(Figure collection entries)
● ● ●
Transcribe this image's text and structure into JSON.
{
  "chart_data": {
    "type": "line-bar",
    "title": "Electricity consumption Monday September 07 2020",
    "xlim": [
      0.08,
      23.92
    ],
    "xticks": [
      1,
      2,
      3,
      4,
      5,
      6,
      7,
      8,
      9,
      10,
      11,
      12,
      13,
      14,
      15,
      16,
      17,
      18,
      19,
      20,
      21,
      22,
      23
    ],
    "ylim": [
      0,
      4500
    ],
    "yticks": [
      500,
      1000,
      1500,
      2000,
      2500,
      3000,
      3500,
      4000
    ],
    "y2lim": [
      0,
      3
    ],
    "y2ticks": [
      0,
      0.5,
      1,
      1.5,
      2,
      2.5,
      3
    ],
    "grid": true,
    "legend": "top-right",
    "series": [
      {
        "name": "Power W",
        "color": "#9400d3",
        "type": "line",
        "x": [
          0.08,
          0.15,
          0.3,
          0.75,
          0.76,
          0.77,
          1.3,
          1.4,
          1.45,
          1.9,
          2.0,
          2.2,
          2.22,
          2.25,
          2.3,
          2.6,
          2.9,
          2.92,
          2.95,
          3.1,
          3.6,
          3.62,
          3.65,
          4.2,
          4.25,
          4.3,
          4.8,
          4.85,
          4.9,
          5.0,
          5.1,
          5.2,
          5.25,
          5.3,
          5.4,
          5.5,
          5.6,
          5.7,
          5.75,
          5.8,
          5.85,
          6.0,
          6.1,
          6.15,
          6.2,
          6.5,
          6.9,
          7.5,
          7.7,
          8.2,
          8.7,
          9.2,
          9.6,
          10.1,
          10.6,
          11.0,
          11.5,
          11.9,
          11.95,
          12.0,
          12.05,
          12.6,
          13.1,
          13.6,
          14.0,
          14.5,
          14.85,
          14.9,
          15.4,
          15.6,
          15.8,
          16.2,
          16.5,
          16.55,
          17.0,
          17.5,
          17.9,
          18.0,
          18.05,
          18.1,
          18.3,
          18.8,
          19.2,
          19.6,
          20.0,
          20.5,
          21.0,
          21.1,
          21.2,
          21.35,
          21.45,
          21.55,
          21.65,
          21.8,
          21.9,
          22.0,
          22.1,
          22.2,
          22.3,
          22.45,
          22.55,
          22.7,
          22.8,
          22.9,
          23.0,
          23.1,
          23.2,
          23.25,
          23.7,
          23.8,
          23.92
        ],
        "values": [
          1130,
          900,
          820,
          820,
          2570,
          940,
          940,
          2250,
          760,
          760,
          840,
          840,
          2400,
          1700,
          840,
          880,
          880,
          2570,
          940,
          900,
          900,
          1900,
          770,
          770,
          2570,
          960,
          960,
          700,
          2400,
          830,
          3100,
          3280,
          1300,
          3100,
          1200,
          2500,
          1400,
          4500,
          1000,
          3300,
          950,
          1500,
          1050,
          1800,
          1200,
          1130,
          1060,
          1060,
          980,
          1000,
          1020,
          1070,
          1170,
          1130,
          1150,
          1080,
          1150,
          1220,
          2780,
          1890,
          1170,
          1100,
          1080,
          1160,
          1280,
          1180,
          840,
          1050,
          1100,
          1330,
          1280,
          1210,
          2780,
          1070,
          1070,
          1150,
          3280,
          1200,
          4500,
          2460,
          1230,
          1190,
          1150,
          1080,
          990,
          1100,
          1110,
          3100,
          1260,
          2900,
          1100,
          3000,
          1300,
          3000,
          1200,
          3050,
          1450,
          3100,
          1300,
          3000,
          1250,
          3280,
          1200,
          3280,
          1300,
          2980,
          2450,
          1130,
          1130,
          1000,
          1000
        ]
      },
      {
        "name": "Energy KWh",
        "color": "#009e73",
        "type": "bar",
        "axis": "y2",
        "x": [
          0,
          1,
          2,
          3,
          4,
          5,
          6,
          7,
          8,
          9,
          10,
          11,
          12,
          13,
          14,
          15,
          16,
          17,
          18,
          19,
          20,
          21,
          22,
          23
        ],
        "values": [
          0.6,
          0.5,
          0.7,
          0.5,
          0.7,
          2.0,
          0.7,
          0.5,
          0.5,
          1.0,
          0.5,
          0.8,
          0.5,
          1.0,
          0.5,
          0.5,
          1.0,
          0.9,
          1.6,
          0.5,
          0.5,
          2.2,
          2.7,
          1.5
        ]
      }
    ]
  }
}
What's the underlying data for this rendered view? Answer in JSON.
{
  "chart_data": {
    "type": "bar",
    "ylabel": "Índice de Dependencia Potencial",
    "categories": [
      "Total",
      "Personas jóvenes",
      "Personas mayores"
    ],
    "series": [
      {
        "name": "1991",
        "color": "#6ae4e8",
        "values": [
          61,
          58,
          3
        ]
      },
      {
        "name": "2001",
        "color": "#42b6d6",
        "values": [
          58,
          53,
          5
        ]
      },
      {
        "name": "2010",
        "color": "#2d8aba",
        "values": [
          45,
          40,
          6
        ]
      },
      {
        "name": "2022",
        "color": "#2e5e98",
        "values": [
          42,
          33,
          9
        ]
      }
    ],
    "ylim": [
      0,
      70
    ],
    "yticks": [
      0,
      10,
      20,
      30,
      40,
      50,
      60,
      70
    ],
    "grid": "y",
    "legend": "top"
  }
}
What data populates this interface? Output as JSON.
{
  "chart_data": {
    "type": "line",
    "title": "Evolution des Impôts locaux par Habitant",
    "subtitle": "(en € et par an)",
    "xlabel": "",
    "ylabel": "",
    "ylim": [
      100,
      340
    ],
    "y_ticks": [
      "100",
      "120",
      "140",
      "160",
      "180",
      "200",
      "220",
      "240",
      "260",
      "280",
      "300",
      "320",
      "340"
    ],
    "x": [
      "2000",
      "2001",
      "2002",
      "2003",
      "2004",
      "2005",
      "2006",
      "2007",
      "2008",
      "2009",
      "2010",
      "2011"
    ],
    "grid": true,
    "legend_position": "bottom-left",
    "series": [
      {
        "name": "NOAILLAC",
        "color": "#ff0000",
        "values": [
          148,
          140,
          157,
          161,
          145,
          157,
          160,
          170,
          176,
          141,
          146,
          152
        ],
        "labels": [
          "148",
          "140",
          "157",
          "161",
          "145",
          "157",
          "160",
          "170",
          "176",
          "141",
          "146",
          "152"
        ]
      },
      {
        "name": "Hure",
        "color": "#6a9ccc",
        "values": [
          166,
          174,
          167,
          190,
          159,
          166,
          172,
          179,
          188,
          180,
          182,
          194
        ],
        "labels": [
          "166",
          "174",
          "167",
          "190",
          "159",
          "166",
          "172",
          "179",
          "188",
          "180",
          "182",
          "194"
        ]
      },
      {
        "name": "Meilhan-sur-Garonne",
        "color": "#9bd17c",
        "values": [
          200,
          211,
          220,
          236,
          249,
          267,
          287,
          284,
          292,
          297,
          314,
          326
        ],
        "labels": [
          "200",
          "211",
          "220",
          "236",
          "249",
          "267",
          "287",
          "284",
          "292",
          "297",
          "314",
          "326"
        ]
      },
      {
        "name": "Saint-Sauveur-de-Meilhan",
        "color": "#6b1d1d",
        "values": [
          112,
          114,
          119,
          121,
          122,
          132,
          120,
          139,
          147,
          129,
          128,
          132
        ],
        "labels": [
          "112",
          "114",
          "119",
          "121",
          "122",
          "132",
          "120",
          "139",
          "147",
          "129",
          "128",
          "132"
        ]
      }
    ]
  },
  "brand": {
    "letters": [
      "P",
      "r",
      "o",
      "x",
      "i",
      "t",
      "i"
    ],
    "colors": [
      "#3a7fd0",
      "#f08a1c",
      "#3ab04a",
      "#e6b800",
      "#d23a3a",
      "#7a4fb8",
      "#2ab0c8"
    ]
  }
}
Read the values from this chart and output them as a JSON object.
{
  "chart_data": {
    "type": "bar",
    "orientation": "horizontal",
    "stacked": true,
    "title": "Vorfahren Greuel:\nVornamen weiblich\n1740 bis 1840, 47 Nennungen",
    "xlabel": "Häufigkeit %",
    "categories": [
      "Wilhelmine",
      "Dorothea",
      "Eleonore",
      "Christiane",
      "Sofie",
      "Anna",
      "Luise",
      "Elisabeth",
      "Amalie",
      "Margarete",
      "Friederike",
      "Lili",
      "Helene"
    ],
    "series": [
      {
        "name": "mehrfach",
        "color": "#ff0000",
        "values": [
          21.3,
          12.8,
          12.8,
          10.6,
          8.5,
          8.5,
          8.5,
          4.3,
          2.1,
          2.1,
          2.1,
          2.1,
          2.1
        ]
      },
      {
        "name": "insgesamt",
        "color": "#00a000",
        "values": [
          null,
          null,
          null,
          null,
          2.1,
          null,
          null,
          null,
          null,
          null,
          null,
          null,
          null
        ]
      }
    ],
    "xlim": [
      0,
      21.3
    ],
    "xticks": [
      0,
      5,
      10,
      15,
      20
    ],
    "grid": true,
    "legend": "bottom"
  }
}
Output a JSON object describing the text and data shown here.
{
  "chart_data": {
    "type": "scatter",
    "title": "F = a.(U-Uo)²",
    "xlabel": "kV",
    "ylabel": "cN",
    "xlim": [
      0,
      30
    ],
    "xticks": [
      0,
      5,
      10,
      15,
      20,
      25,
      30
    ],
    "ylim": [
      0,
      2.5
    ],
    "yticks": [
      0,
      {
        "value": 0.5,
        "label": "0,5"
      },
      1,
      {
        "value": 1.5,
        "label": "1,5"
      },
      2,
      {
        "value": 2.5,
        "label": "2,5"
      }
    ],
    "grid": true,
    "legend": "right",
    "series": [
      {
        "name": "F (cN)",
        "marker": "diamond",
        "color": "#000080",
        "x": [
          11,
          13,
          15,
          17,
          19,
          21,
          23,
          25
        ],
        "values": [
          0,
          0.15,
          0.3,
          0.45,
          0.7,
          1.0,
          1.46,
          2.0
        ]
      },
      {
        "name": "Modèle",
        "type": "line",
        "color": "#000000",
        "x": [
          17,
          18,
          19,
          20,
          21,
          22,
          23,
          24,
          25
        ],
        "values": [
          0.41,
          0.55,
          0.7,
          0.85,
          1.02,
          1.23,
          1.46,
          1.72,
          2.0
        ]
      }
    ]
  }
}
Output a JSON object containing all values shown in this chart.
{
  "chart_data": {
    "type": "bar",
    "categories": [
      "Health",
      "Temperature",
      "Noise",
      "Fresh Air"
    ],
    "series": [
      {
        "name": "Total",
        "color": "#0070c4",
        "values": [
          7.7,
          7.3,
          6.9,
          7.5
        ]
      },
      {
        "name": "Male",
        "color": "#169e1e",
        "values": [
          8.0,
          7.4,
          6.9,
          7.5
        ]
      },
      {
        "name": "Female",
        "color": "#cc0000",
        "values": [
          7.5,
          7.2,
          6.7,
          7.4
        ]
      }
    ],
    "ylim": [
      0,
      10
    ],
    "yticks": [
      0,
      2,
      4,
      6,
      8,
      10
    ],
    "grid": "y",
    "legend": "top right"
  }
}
● ● ●
## Short task
From the entries above, copy each line holding "JSON".

## Response to the task
Transcribe this image's text and structure into JSON.
What's the underlying data for this rendered view? Answer in JSON.
What data populates this interface? Output as JSON.
Read the values from this chart and output them as a JSON object.
Output a JSON object describing the text and data shown here.
Output a JSON object containing all values shown in this chart.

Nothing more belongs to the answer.